### Extracted material

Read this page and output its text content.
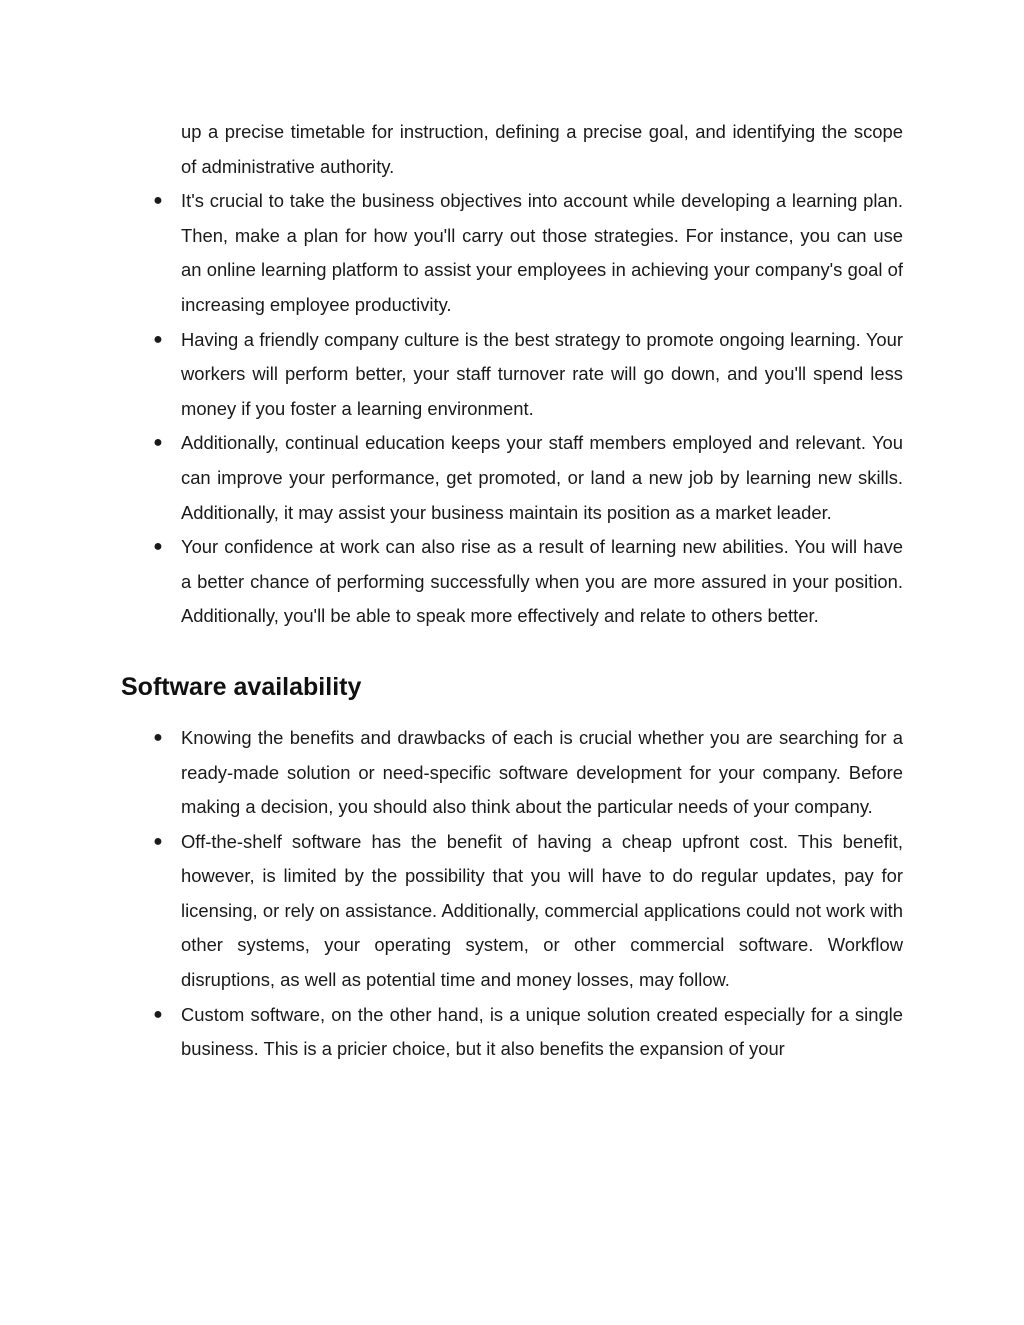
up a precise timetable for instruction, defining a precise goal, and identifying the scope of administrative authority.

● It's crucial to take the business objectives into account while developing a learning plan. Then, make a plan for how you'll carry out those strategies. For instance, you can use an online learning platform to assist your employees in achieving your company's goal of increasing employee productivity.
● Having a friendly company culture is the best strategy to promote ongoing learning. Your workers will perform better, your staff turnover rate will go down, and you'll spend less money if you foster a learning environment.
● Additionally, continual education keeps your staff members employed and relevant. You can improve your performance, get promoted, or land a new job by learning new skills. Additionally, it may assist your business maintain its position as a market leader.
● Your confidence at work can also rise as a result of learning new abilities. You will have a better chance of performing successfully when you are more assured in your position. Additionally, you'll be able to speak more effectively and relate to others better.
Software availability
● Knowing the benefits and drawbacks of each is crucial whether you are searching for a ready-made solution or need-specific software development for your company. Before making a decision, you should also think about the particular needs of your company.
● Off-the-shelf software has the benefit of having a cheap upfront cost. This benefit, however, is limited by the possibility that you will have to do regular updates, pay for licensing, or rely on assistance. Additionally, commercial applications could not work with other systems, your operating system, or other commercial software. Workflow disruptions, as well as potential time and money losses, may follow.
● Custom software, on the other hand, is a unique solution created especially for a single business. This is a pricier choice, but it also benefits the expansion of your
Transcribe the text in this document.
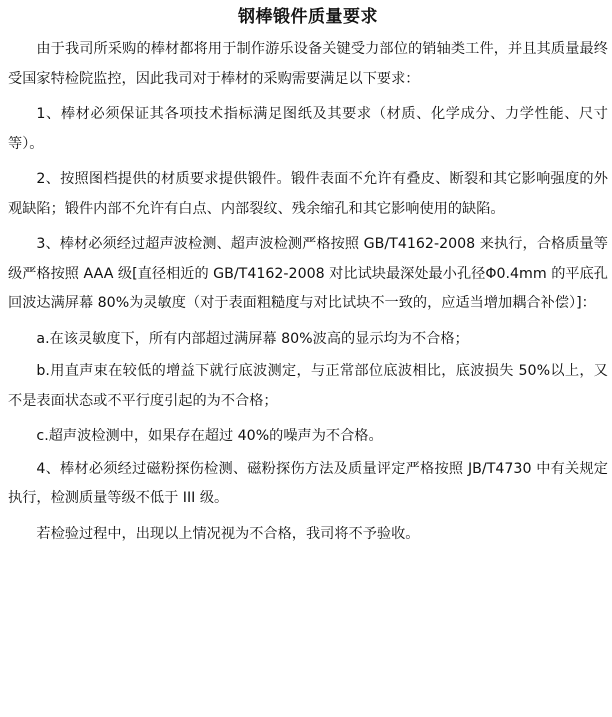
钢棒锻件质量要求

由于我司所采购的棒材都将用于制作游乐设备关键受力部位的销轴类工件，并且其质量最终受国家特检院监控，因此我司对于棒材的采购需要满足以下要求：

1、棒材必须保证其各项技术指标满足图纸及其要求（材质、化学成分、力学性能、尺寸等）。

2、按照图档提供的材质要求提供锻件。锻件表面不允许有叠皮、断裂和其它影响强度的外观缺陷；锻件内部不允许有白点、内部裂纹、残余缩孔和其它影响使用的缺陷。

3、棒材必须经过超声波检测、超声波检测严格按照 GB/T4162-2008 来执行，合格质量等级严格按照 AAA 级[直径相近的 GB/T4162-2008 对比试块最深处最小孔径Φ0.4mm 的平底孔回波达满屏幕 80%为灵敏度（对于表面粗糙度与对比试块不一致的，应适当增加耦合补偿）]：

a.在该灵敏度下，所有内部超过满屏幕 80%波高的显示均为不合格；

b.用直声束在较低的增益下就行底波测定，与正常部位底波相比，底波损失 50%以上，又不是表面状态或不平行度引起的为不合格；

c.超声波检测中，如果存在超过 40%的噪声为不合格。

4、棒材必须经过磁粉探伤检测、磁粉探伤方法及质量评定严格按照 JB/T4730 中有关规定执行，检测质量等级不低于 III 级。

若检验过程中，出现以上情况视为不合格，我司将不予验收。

### Set task
How many of the lines above include the word "text"? Respond with the number alone.

### Expected output
2